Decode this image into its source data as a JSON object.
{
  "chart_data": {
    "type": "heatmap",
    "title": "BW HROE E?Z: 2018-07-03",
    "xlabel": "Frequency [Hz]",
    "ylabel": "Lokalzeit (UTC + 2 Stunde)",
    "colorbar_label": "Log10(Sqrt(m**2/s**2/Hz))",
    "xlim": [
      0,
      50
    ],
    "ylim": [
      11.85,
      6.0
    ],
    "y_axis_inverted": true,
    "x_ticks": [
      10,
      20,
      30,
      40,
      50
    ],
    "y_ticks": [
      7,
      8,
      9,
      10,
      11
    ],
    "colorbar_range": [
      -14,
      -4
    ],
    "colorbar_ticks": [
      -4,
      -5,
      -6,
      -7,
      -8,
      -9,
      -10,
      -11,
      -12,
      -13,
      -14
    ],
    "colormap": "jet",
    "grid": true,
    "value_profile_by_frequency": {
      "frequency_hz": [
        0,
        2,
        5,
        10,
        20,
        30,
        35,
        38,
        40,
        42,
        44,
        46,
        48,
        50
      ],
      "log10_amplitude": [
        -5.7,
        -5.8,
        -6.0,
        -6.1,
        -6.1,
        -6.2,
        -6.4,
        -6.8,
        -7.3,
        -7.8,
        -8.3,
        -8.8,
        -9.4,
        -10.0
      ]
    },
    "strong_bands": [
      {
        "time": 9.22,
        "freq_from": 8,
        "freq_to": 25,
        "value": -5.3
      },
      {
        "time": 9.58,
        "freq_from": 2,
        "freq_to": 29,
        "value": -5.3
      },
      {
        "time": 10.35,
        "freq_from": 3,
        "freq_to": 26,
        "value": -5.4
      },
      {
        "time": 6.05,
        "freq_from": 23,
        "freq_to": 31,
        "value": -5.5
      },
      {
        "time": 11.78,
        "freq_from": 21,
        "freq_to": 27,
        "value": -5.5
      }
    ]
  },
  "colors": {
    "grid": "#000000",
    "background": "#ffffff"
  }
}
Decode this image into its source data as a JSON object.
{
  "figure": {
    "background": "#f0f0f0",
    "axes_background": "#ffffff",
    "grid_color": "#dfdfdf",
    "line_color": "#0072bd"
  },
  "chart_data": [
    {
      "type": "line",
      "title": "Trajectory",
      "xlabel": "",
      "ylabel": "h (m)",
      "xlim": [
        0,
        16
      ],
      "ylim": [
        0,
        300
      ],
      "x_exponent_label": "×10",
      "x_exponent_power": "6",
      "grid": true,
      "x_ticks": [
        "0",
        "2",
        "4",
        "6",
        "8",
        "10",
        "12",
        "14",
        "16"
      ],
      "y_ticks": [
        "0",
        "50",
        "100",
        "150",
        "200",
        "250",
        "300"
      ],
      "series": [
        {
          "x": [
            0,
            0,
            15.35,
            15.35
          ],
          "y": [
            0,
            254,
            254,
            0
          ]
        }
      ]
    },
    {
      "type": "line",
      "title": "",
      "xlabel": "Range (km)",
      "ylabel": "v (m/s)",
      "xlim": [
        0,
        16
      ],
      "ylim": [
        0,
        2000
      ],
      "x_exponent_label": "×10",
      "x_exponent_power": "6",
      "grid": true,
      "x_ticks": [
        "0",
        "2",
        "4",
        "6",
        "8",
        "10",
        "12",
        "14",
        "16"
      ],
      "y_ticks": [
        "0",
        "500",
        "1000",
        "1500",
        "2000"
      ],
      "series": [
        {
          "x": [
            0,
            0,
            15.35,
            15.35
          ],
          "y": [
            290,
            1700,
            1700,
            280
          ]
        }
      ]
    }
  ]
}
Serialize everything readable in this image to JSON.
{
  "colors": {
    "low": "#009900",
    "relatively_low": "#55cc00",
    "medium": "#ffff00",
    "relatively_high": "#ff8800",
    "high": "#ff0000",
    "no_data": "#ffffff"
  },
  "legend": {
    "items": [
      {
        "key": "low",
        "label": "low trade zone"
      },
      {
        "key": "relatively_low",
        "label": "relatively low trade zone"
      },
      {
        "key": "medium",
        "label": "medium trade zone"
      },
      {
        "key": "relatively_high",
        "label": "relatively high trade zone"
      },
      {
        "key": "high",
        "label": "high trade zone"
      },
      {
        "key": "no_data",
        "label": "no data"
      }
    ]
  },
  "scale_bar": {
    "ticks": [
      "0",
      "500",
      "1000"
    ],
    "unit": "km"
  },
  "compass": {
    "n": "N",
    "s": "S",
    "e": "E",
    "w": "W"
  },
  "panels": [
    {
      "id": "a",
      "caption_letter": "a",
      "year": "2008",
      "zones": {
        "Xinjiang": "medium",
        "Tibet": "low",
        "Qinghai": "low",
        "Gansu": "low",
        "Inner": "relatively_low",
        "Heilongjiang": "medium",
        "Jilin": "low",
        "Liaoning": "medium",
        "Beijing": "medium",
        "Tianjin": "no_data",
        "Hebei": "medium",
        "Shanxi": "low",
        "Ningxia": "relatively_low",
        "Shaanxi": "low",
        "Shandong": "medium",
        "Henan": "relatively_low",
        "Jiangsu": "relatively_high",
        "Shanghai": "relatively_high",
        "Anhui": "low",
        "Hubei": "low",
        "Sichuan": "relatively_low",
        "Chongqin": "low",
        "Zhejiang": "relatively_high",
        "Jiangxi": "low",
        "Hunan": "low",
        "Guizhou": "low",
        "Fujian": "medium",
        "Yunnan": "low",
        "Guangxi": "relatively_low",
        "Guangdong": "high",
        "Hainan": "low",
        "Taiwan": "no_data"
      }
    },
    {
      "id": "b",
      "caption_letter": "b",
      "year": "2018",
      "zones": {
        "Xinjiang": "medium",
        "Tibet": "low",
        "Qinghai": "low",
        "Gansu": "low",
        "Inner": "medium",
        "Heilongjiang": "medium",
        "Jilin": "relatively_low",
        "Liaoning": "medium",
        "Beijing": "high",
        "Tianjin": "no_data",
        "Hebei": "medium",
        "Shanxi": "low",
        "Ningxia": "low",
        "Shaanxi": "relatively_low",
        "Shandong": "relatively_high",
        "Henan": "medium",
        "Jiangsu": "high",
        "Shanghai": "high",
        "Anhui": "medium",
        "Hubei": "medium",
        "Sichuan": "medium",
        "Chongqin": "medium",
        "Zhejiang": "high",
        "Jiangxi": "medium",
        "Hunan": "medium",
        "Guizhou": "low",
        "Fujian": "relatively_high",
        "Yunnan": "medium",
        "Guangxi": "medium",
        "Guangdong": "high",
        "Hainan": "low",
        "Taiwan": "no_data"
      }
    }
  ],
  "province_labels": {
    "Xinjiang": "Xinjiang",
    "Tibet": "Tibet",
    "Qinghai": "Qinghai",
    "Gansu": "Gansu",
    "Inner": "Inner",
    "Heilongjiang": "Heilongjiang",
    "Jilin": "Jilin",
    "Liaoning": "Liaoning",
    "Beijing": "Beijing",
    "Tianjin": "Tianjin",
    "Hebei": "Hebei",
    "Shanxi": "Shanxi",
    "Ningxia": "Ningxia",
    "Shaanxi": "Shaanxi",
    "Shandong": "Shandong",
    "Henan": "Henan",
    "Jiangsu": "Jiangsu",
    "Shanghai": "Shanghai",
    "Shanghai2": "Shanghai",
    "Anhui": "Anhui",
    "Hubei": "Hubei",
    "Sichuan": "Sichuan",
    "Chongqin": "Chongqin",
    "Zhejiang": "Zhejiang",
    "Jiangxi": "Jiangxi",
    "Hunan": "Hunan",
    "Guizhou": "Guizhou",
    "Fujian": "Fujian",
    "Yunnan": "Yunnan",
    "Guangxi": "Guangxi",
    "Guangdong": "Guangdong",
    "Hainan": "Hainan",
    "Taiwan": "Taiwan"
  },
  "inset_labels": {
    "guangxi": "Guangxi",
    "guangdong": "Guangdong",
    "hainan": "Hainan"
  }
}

_Task objective_
Go through the records above and copy every line with the word "Jilin".

_Correct result_
        "Jilin": "low",
        "Jilin": "relatively_low",
    "Jilin": "Jilin",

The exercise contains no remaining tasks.